> **Task prompt**: Omit every picture and output the rest of the records exactly as they are.
** START OF Provided records **
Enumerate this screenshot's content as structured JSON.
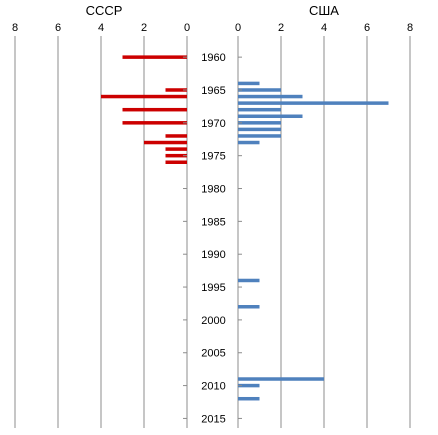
{
  "chart_data": [
    {
      "type": "bar",
      "orientation": "horizontal",
      "direction": "right-to-left",
      "title": "СССР",
      "bar_color": "#cc0000",
      "xlim": [
        0,
        8
      ],
      "x_ticks": [
        8,
        6,
        4,
        2,
        0
      ],
      "gridlines": "vertical",
      "data": [
        {
          "year": 1960,
          "value": 3
        },
        {
          "year": 1965,
          "value": 1
        },
        {
          "year": 1966,
          "value": 4
        },
        {
          "year": 1968,
          "value": 3
        },
        {
          "year": 1970,
          "value": 3
        },
        {
          "year": 1972,
          "value": 1
        },
        {
          "year": 1973,
          "value": 2
        },
        {
          "year": 1974,
          "value": 1
        },
        {
          "year": 1975,
          "value": 1
        },
        {
          "year": 1976,
          "value": 1
        }
      ]
    },
    {
      "type": "bar",
      "orientation": "horizontal",
      "direction": "left-to-right",
      "title": "США",
      "bar_color": "#4f81bd",
      "xlim": [
        0,
        8
      ],
      "x_ticks": [
        0,
        2,
        4,
        6,
        8
      ],
      "gridlines": "vertical",
      "data": [
        {
          "year": 1964,
          "value": 1
        },
        {
          "year": 1965,
          "value": 2
        },
        {
          "year": 1966,
          "value": 3
        },
        {
          "year": 1967,
          "value": 7
        },
        {
          "year": 1968,
          "value": 2
        },
        {
          "year": 1969,
          "value": 3
        },
        {
          "year": 1970,
          "value": 2
        },
        {
          "year": 1971,
          "value": 2
        },
        {
          "year": 1972,
          "value": 2
        },
        {
          "year": 1973,
          "value": 1
        },
        {
          "year": 1994,
          "value": 1
        },
        {
          "year": 1998,
          "value": 1
        },
        {
          "year": 2009,
          "value": 4
        },
        {
          "year": 2010,
          "value": 1
        },
        {
          "year": 2012,
          "value": 1
        }
      ]
    }
  ],
  "year_axis": {
    "labels": [
      "1960",
      "1965",
      "1970",
      "1975",
      "1980",
      "1985",
      "1990",
      "1995",
      "2000",
      "2005",
      "2010",
      "2015"
    ],
    "range": [
      1958,
      2016
    ]
  }
}
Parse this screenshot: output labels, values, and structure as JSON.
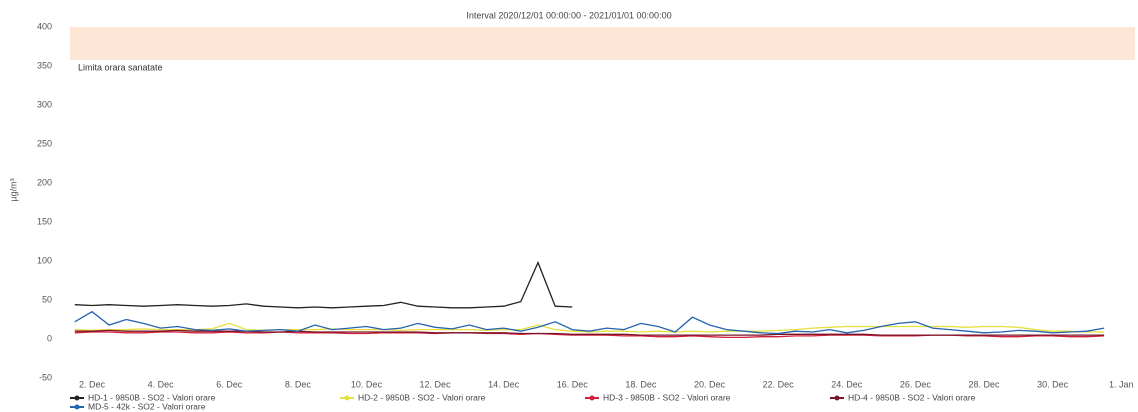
{
  "chart_data": {
    "type": "line",
    "title": "Interval 2020/12/01 00:00:00 - 2021/01/01 00:00:00",
    "y_label": "µg/m³",
    "plot_band": {
      "from": 350,
      "to": 400,
      "label": "Limita orara sanatate",
      "color": "#fde6d6"
    },
    "x": [
      1.5,
      2,
      2.5,
      3,
      3.5,
      4,
      4.5,
      5,
      5.5,
      6,
      6.5,
      7,
      7.5,
      8,
      8.5,
      9,
      9.5,
      10,
      10.5,
      11,
      11.5,
      12,
      12.5,
      13,
      13.5,
      14,
      14.5,
      15,
      15.5,
      16,
      16.5,
      17,
      17.5,
      18,
      18.5,
      19,
      19.5,
      20,
      20.5,
      21,
      21.5,
      22,
      22.5,
      23,
      23.5,
      24,
      24.5,
      25,
      25.5,
      26,
      26.5,
      27,
      27.5,
      28,
      28.5,
      29,
      29.5,
      30,
      30.5,
      31,
      31.5
    ],
    "xlim": [
      1.36,
      32.4
    ],
    "xticks": [
      {
        "value": 2,
        "label": "2. Dec"
      },
      {
        "value": 4,
        "label": "4. Dec"
      },
      {
        "value": 6,
        "label": "6. Dec"
      },
      {
        "value": 8,
        "label": "8. Dec"
      },
      {
        "value": 10,
        "label": "10. Dec"
      },
      {
        "value": 12,
        "label": "12. Dec"
      },
      {
        "value": 14,
        "label": "14. Dec"
      },
      {
        "value": 16,
        "label": "16. Dec"
      },
      {
        "value": 18,
        "label": "18. Dec"
      },
      {
        "value": 20,
        "label": "20. Dec"
      },
      {
        "value": 22,
        "label": "22. Dec"
      },
      {
        "value": 24,
        "label": "24. Dec"
      },
      {
        "value": 26,
        "label": "26. Dec"
      },
      {
        "value": 28,
        "label": "28. Dec"
      },
      {
        "value": 30,
        "label": "30. Dec"
      },
      {
        "value": 32,
        "label": "1. Jan"
      }
    ],
    "ylim": [
      -50,
      400
    ],
    "yticks": [
      -50,
      0,
      50,
      100,
      150,
      200,
      250,
      300,
      350,
      400
    ],
    "series": [
      {
        "name": "HD-1 - 9850B - SO2 - Valori orare",
        "color": "#222222",
        "values": [
          44,
          43,
          44,
          43,
          42,
          43,
          44,
          43,
          42,
          43,
          45,
          42,
          41,
          40,
          41,
          40,
          41,
          42,
          43,
          47,
          42,
          41,
          40,
          40,
          41,
          42,
          48,
          98,
          42,
          41,
          null,
          null,
          null,
          null,
          null,
          null,
          null,
          null,
          null,
          null,
          null,
          null,
          null,
          null,
          null,
          null,
          null,
          null,
          null,
          null,
          null,
          null,
          null,
          null,
          null,
          null,
          null,
          null,
          null,
          null,
          null
        ]
      },
      {
        "name": "HD-2 - 9850B - SO2 - Valori orare",
        "color": "#e6df3c",
        "values": [
          12,
          11,
          12,
          12,
          13,
          12,
          12,
          12,
          13,
          20,
          12,
          11,
          12,
          12,
          12,
          13,
          12,
          12,
          12,
          11,
          12,
          12,
          12,
          12,
          11,
          12,
          12,
          18,
          12,
          10,
          9,
          10,
          10,
          9,
          10,
          9,
          10,
          9,
          10,
          10,
          10,
          11,
          12,
          14,
          15,
          16,
          16,
          16,
          16,
          16,
          16,
          16,
          15,
          16,
          16,
          15,
          12,
          10,
          10,
          9,
          9
        ]
      },
      {
        "name": "HD-3 - 9850B - SO2 - Valori orare",
        "color": "#d0203a",
        "values": [
          8,
          9,
          9,
          8,
          8,
          9,
          9,
          8,
          8,
          9,
          8,
          8,
          9,
          8,
          8,
          8,
          7,
          7,
          8,
          8,
          8,
          7,
          8,
          8,
          7,
          7,
          6,
          7,
          6,
          5,
          5,
          5,
          4,
          4,
          3,
          3,
          4,
          3,
          2,
          2,
          3,
          3,
          4,
          4,
          5,
          5,
          5,
          4,
          4,
          4,
          5,
          5,
          4,
          4,
          3,
          3,
          4,
          4,
          3,
          3,
          4
        ]
      },
      {
        "name": "HD-4 - 9850B - SO2 - Valori orare",
        "color": "#7a1428",
        "values": [
          10,
          10,
          11,
          10,
          10,
          10,
          11,
          10,
          10,
          10,
          10,
          9,
          9,
          10,
          9,
          9,
          9,
          9,
          9,
          9,
          9,
          8,
          8,
          8,
          8,
          8,
          7,
          7,
          7,
          6,
          6,
          6,
          6,
          5,
          5,
          5,
          5,
          5,
          5,
          5,
          5,
          6,
          6,
          6,
          6,
          6,
          6,
          5,
          5,
          5,
          5,
          5,
          5,
          5,
          5,
          5,
          5,
          5,
          5,
          5,
          5
        ]
      },
      {
        "name": "MD-5 - 42k - SO2 - Valori orare",
        "color": "#2463b0",
        "values": [
          22,
          35,
          18,
          25,
          20,
          14,
          16,
          12,
          11,
          13,
          10,
          11,
          12,
          10,
          18,
          12,
          14,
          16,
          12,
          14,
          20,
          15,
          13,
          18,
          12,
          14,
          10,
          15,
          22,
          12,
          10,
          14,
          12,
          20,
          16,
          9,
          28,
          18,
          12,
          10,
          8,
          7,
          10,
          9,
          12,
          8,
          11,
          16,
          20,
          22,
          14,
          12,
          10,
          8,
          9,
          11,
          10,
          8,
          9,
          10,
          14
        ]
      }
    ]
  }
}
** END OF Provided records **
> **Exercise response**:
Enumerate this screenshot's content as structured JSON.
{
  "chart_data": [
    {
      "type": "bar",
      "orientation": "horizontal",
      "direction": "right-to-left",
      "title": "СССР",
      "bar_color": "#cc0000",
      "xlim": [
        0,
        8
      ],
      "x_ticks": [
        8,
        6,
        4,
        2,
        0
      ],
      "gridlines": "vertical",
      "data": [
        {
          "year": 1960,
          "value": 3
        },
        {
          "year": 1965,
          "value": 1
        },
        {
          "year": 1966,
          "value": 4
        },
        {
          "year": 1968,
          "value": 3
        },
        {
          "year": 1970,
          "value": 3
        },
        {
          "year": 1972,
          "value": 1
        },
        {
          "year": 1973,
          "value": 2
        },
        {
          "year": 1974,
          "value": 1
        },
        {
          "year": 1975,
          "value": 1
        },
        {
          "year": 1976,
          "value": 1
        }
      ]
    },
    {
      "type": "bar",
      "orientation": "horizontal",
      "direction": "left-to-right",
      "title": "США",
      "bar_color": "#4f81bd",
      "xlim": [
        0,
        8
      ],
      "x_ticks": [
        0,
        2,
        4,
        6,
        8
      ],
      "gridlines": "vertical",
      "data": [
        {
          "year": 1964,
          "value": 1
        },
        {
          "year": 1965,
          "value": 2
        },
        {
          "year": 1966,
          "value": 3
        },
        {
          "year": 1967,
          "value": 7
        },
        {
          "year": 1968,
          "value": 2
        },
        {
          "year": 1969,
          "value": 3
        },
        {
          "year": 1970,
          "value": 2
        },
        {
          "year": 1971,
          "value": 2
        },
        {
          "year": 1972,
          "value": 2
        },
        {
          "year": 1973,
          "value": 1
        },
        {
          "year": 1994,
          "value": 1
        },
        {
          "year": 1998,
          "value": 1
        },
        {
          "year": 2009,
          "value": 4
        },
        {
          "year": 2010,
          "value": 1
        },
        {
          "year": 2012,
          "value": 1
        }
      ]
    }
  ],
  "year_axis": {
    "labels": [
      "1960",
      "1965",
      "1970",
      "1975",
      "1980",
      "1985",
      "1990",
      "1995",
      "2000",
      "2005",
      "2010",
      "2015"
    ],
    "range": [
      1958,
      2016
    ]
  }
}
Parse this screenshot: output labels, values, and structure as JSON.
{
  "chart_data": {
    "type": "line",
    "title": "Interval 2020/12/01 00:00:00 - 2021/01/01 00:00:00",
    "y_label": "µg/m³",
    "plot_band": {
      "from": 350,
      "to": 400,
      "label": "Limita orara sanatate",
      "color": "#fde6d6"
    },
    "x": [
      1.5,
      2,
      2.5,
      3,
      3.5,
      4,
      4.5,
      5,
      5.5,
      6,
      6.5,
      7,
      7.5,
      8,
      8.5,
      9,
      9.5,
      10,
      10.5,
      11,
      11.5,
      12,
      12.5,
      13,
      13.5,
      14,
      14.5,
      15,
      15.5,
      16,
      16.5,
      17,
      17.5,
      18,
      18.5,
      19,
      19.5,
      20,
      20.5,
      21,
      21.5,
      22,
      22.5,
      23,
      23.5,
      24,
      24.5,
      25,
      25.5,
      26,
      26.5,
      27,
      27.5,
      28,
      28.5,
      29,
      29.5,
      30,
      30.5,
      31,
      31.5
    ],
    "xlim": [
      1.36,
      32.4
    ],
    "xticks": [
      {
        "value": 2,
        "label": "2. Dec"
      },
      {
        "value": 4,
        "label": "4. Dec"
      },
      {
        "value": 6,
        "label": "6. Dec"
      },
      {
        "value": 8,
        "label": "8. Dec"
      },
      {
        "value": 10,
        "label": "10. Dec"
      },
      {
        "value": 12,
        "label": "12. Dec"
      },
      {
        "value": 14,
        "label": "14. Dec"
      },
      {
        "value": 16,
        "label": "16. Dec"
      },
      {
        "value": 18,
        "label": "18. Dec"
      },
      {
        "value": 20,
        "label": "20. Dec"
      },
      {
        "value": 22,
        "label": "22. Dec"
      },
      {
        "value": 24,
        "label": "24. Dec"
      },
      {
        "value": 26,
        "label": "26. Dec"
      },
      {
        "value": 28,
        "label": "28. Dec"
      },
      {
        "value": 30,
        "label": "30. Dec"
      },
      {
        "value": 32,
        "label": "1. Jan"
      }
    ],
    "ylim": [
      -50,
      400
    ],
    "yticks": [
      -50,
      0,
      50,
      100,
      150,
      200,
      250,
      300,
      350,
      400
    ],
    "series": [
      {
        "name": "HD-1 - 9850B - SO2 - Valori orare",
        "color": "#222222",
        "values": [
          44,
          43,
          44,
          43,
          42,
          43,
          44,
          43,
          42,
          43,
          45,
          42,
          41,
          40,
          41,
          40,
          41,
          42,
          43,
          47,
          42,
          41,
          40,
          40,
          41,
          42,
          48,
          98,
          42,
          41,
          null,
          null,
          null,
          null,
          null,
          null,
          null,
          null,
          null,
          null,
          null,
          null,
          null,
          null,
          null,
          null,
          null,
          null,
          null,
          null,
          null,
          null,
          null,
          null,
          null,
          null,
          null,
          null,
          null,
          null,
          null
        ]
      },
      {
        "name": "HD-2 - 9850B - SO2 - Valori orare",
        "color": "#e6df3c",
        "values": [
          12,
          11,
          12,
          12,
          13,
          12,
          12,
          12,
          13,
          20,
          12,
          11,
          12,
          12,
          12,
          13,
          12,
          12,
          12,
          11,
          12,
          12,
          12,
          12,
          11,
          12,
          12,
          18,
          12,
          10,
          9,
          10,
          10,
          9,
          10,
          9,
          10,
          9,
          10,
          10,
          10,
          11,
          12,
          14,
          15,
          16,
          16,
          16,
          16,
          16,
          16,
          16,
          15,
          16,
          16,
          15,
          12,
          10,
          10,
          9,
          9
        ]
      },
      {
        "name": "HD-3 - 9850B - SO2 - Valori orare",
        "color": "#d0203a",
        "values": [
          8,
          9,
          9,
          8,
          8,
          9,
          9,
          8,
          8,
          9,
          8,
          8,
          9,
          8,
          8,
          8,
          7,
          7,
          8,
          8,
          8,
          7,
          8,
          8,
          7,
          7,
          6,
          7,
          6,
          5,
          5,
          5,
          4,
          4,
          3,
          3,
          4,
          3,
          2,
          2,
          3,
          3,
          4,
          4,
          5,
          5,
          5,
          4,
          4,
          4,
          5,
          5,
          4,
          4,
          3,
          3,
          4,
          4,
          3,
          3,
          4
        ]
      },
      {
        "name": "HD-4 - 9850B - SO2 - Valori orare",
        "color": "#7a1428",
        "values": [
          10,
          10,
          11,
          10,
          10,
          10,
          11,
          10,
          10,
          10,
          10,
          9,
          9,
          10,
          9,
          9,
          9,
          9,
          9,
          9,
          9,
          8,
          8,
          8,
          8,
          8,
          7,
          7,
          7,
          6,
          6,
          6,
          6,
          5,
          5,
          5,
          5,
          5,
          5,
          5,
          5,
          6,
          6,
          6,
          6,
          6,
          6,
          5,
          5,
          5,
          5,
          5,
          5,
          5,
          5,
          5,
          5,
          5,
          5,
          5,
          5
        ]
      },
      {
        "name": "MD-5 - 42k - SO2 - Valori orare",
        "color": "#2463b0",
        "values": [
          22,
          35,
          18,
          25,
          20,
          14,
          16,
          12,
          11,
          13,
          10,
          11,
          12,
          10,
          18,
          12,
          14,
          16,
          12,
          14,
          20,
          15,
          13,
          18,
          12,
          14,
          10,
          15,
          22,
          12,
          10,
          14,
          12,
          20,
          16,
          9,
          28,
          18,
          12,
          10,
          8,
          7,
          10,
          9,
          12,
          8,
          11,
          16,
          20,
          22,
          14,
          12,
          10,
          8,
          9,
          11,
          10,
          8,
          9,
          10,
          14
        ]
      }
    ]
  }
}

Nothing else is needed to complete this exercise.